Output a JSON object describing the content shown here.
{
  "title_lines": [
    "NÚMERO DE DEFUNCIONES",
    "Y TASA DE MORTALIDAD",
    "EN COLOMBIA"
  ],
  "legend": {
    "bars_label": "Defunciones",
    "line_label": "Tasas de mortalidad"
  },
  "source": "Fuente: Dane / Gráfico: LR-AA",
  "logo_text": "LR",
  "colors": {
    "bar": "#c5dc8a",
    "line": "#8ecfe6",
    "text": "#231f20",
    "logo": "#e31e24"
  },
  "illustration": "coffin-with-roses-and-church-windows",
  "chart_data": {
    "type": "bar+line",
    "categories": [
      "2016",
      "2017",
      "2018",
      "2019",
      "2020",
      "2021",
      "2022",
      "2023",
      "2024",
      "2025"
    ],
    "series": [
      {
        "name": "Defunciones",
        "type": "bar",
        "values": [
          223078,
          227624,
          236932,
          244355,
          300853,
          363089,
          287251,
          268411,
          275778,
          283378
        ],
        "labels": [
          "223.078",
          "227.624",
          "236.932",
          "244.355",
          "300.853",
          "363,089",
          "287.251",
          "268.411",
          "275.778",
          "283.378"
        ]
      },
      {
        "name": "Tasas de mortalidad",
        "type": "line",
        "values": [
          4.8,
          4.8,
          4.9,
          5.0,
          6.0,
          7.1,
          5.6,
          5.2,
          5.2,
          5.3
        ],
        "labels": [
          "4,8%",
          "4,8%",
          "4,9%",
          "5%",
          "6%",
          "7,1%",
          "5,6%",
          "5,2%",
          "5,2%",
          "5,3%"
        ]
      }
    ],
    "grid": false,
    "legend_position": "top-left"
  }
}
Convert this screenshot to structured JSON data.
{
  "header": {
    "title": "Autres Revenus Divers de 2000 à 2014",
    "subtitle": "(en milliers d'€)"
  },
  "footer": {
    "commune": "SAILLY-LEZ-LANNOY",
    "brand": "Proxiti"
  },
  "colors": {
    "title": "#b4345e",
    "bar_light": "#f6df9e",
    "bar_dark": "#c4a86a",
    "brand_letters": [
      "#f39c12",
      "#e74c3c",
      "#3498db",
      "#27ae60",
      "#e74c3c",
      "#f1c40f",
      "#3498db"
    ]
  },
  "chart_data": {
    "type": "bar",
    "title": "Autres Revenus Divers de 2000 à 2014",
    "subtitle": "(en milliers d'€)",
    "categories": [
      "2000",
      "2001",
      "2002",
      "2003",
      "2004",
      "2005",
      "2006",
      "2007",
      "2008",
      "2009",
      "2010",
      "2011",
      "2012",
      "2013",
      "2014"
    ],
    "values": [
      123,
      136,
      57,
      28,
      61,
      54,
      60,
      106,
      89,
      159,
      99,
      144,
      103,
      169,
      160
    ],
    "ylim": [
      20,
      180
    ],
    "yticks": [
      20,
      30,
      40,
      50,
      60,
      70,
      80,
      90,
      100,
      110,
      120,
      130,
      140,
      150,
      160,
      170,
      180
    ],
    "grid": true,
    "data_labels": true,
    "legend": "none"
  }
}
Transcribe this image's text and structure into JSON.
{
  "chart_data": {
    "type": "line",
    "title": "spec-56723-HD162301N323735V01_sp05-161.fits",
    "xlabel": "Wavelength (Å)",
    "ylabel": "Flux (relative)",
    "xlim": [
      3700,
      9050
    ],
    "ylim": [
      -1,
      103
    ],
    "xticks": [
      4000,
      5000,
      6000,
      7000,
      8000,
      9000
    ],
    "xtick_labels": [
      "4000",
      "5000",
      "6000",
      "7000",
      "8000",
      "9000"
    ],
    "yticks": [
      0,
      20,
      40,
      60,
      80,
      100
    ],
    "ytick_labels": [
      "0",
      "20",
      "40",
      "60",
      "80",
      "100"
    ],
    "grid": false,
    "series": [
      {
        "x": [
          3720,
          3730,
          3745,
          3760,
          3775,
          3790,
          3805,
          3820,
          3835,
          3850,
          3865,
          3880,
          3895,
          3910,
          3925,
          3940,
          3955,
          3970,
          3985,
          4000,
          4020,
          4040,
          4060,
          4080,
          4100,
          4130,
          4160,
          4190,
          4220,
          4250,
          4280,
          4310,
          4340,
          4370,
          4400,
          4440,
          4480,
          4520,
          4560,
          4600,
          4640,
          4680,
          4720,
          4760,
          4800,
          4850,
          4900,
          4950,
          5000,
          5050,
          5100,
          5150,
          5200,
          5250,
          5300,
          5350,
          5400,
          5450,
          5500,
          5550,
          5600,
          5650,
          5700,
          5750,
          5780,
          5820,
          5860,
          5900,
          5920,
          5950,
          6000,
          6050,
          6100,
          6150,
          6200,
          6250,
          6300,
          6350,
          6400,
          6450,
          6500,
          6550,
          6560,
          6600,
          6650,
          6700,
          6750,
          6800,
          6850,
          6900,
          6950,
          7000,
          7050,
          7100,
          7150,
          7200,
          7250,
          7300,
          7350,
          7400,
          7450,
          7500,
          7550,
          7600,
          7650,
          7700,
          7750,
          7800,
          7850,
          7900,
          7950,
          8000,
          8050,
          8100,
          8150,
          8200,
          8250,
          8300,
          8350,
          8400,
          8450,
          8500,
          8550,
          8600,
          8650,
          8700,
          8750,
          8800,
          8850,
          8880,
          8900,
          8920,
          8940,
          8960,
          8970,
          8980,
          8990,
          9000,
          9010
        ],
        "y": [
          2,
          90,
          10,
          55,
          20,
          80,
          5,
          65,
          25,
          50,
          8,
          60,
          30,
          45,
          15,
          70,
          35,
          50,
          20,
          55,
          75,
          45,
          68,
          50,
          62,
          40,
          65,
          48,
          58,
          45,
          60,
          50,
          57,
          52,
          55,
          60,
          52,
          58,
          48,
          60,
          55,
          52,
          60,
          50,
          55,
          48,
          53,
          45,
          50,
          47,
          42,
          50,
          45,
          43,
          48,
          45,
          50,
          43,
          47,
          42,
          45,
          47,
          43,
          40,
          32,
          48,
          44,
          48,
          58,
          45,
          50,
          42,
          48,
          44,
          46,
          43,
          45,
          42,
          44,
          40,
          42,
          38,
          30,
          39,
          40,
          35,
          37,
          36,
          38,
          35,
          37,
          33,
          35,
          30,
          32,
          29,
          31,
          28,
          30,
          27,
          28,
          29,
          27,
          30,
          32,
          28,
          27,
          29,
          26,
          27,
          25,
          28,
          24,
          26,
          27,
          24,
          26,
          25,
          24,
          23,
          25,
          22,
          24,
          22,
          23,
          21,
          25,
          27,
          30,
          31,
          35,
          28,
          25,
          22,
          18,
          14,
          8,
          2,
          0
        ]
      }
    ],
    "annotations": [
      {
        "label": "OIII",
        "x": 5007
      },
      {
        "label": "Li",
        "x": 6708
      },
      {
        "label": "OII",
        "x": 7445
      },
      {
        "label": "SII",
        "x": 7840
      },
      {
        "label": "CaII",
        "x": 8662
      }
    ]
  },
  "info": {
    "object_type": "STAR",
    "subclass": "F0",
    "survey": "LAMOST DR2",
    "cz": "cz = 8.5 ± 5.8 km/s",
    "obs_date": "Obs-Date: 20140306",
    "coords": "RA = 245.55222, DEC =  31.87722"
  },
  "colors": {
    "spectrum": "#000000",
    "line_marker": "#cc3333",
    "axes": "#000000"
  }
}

EXERCISE OBJECTIVE:
Set down every line of the listing above again, exactly as given.

ANSWER FOR THE TASK:
Output a JSON object describing the content shown here.
{
  "title_lines": [
    "NÚMERO DE DEFUNCIONES",
    "Y TASA DE MORTALIDAD",
    "EN COLOMBIA"
  ],
  "legend": {
    "bars_label": "Defunciones",
    "line_label": "Tasas de mortalidad"
  },
  "source": "Fuente: Dane / Gráfico: LR-AA",
  "logo_text": "LR",
  "colors": {
    "bar": "#c5dc8a",
    "line": "#8ecfe6",
    "text": "#231f20",
    "logo": "#e31e24"
  },
  "illustration": "coffin-with-roses-and-church-windows",
  "chart_data": {
    "type": "bar+line",
    "categories": [
      "2016",
      "2017",
      "2018",
      "2019",
      "2020",
      "2021",
      "2022",
      "2023",
      "2024",
      "2025"
    ],
    "series": [
      {
        "name": "Defunciones",
        "type": "bar",
        "values": [
          223078,
          227624,
          236932,
          244355,
          300853,
          363089,
          287251,
          268411,
          275778,
          283378
        ],
        "labels": [
          "223.078",
          "227.624",
          "236.932",
          "244.355",
          "300.853",
          "363,089",
          "287.251",
          "268.411",
          "275.778",
          "283.378"
        ]
      },
      {
        "name": "Tasas de mortalidad",
        "type": "line",
        "values": [
          4.8,
          4.8,
          4.9,
          5.0,
          6.0,
          7.1,
          5.6,
          5.2,
          5.2,
          5.3
        ],
        "labels": [
          "4,8%",
          "4,8%",
          "4,9%",
          "5%",
          "6%",
          "7,1%",
          "5,6%",
          "5,2%",
          "5,2%",
          "5,3%"
        ]
      }
    ],
    "grid": false,
    "legend_position": "top-left"
  }
}
Convert this screenshot to structured JSON data.
{
  "header": {
    "title": "Autres Revenus Divers de 2000 à 2014",
    "subtitle": "(en milliers d'€)"
  },
  "footer": {
    "commune": "SAILLY-LEZ-LANNOY",
    "brand": "Proxiti"
  },
  "colors": {
    "title": "#b4345e",
    "bar_light": "#f6df9e",
    "bar_dark": "#c4a86a",
    "brand_letters": [
      "#f39c12",
      "#e74c3c",
      "#3498db",
      "#27ae60",
      "#e74c3c",
      "#f1c40f",
      "#3498db"
    ]
  },
  "chart_data": {
    "type": "bar",
    "title": "Autres Revenus Divers de 2000 à 2014",
    "subtitle": "(en milliers d'€)",
    "categories": [
      "2000",
      "2001",
      "2002",
      "2003",
      "2004",
      "2005",
      "2006",
      "2007",
      "2008",
      "2009",
      "2010",
      "2011",
      "2012",
      "2013",
      "2014"
    ],
    "values": [
      123,
      136,
      57,
      28,
      61,
      54,
      60,
      106,
      89,
      159,
      99,
      144,
      103,
      169,
      160
    ],
    "ylim": [
      20,
      180
    ],
    "yticks": [
      20,
      30,
      40,
      50,
      60,
      70,
      80,
      90,
      100,
      110,
      120,
      130,
      140,
      150,
      160,
      170,
      180
    ],
    "grid": true,
    "data_labels": true,
    "legend": "none"
  }
}
Transcribe this image's text and structure into JSON.
{
  "chart_data": {
    "type": "line",
    "title": "spec-56723-HD162301N323735V01_sp05-161.fits",
    "xlabel": "Wavelength (Å)",
    "ylabel": "Flux (relative)",
    "xlim": [
      3700,
      9050
    ],
    "ylim": [
      -1,
      103
    ],
    "xticks": [
      4000,
      5000,
      6000,
      7000,
      8000,
      9000
    ],
    "xtick_labels": [
      "4000",
      "5000",
      "6000",
      "7000",
      "8000",
      "9000"
    ],
    "yticks": [
      0,
      20,
      40,
      60,
      80,
      100
    ],
    "ytick_labels": [
      "0",
      "20",
      "40",
      "60",
      "80",
      "100"
    ],
    "grid": false,
    "series": [
      {
        "x": [
          3720,
          3730,
          3745,
          3760,
          3775,
          3790,
          3805,
          3820,
          3835,
          3850,
          3865,
          3880,
          3895,
          3910,
          3925,
          3940,
          3955,
          3970,
          3985,
          4000,
          4020,
          4040,
          4060,
          4080,
          4100,
          4130,
          4160,
          4190,
          4220,
          4250,
          4280,
          4310,
          4340,
          4370,
          4400,
          4440,
          4480,
          4520,
          4560,
          4600,
          4640,
          4680,
          4720,
          4760,
          4800,
          4850,
          4900,
          4950,
          5000,
          5050,
          5100,
          5150,
          5200,
          5250,
          5300,
          5350,
          5400,
          5450,
          5500,
          5550,
          5600,
          5650,
          5700,
          5750,
          5780,
          5820,
          5860,
          5900,
          5920,
          5950,
          6000,
          6050,
          6100,
          6150,
          6200,
          6250,
          6300,
          6350,
          6400,
          6450,
          6500,
          6550,
          6560,
          6600,
          6650,
          6700,
          6750,
          6800,
          6850,
          6900,
          6950,
          7000,
          7050,
          7100,
          7150,
          7200,
          7250,
          7300,
          7350,
          7400,
          7450,
          7500,
          7550,
          7600,
          7650,
          7700,
          7750,
          7800,
          7850,
          7900,
          7950,
          8000,
          8050,
          8100,
          8150,
          8200,
          8250,
          8300,
          8350,
          8400,
          8450,
          8500,
          8550,
          8600,
          8650,
          8700,
          8750,
          8800,
          8850,
          8880,
          8900,
          8920,
          8940,
          8960,
          8970,
          8980,
          8990,
          9000,
          9010
        ],
        "y": [
          2,
          90,
          10,
          55,
          20,
          80,
          5,
          65,
          25,
          50,
          8,
          60,
          30,
          45,
          15,
          70,
          35,
          50,
          20,
          55,
          75,
          45,
          68,
          50,
          62,
          40,
          65,
          48,
          58,
          45,
          60,
          50,
          57,
          52,
          55,
          60,
          52,
          58,
          48,
          60,
          55,
          52,
          60,
          50,
          55,
          48,
          53,
          45,
          50,
          47,
          42,
          50,
          45,
          43,
          48,
          45,
          50,
          43,
          47,
          42,
          45,
          47,
          43,
          40,
          32,
          48,
          44,
          48,
          58,
          45,
          50,
          42,
          48,
          44,
          46,
          43,
          45,
          42,
          44,
          40,
          42,
          38,
          30,
          39,
          40,
          35,
          37,
          36,
          38,
          35,
          37,
          33,
          35,
          30,
          32,
          29,
          31,
          28,
          30,
          27,
          28,
          29,
          27,
          30,
          32,
          28,
          27,
          29,
          26,
          27,
          25,
          28,
          24,
          26,
          27,
          24,
          26,
          25,
          24,
          23,
          25,
          22,
          24,
          22,
          23,
          21,
          25,
          27,
          30,
          31,
          35,
          28,
          25,
          22,
          18,
          14,
          8,
          2,
          0
        ]
      }
    ],
    "annotations": [
      {
        "label": "OIII",
        "x": 5007
      },
      {
        "label": "Li",
        "x": 6708
      },
      {
        "label": "OII",
        "x": 7445
      },
      {
        "label": "SII",
        "x": 7840
      },
      {
        "label": "CaII",
        "x": 8662
      }
    ]
  },
  "info": {
    "object_type": "STAR",
    "subclass": "F0",
    "survey": "LAMOST DR2",
    "cz": "cz = 8.5 ± 5.8 km/s",
    "obs_date": "Obs-Date: 20140306",
    "coords": "RA = 245.55222, DEC =  31.87722"
  },
  "colors": {
    "spectrum": "#000000",
    "line_marker": "#cc3333",
    "axes": "#000000"
  }
}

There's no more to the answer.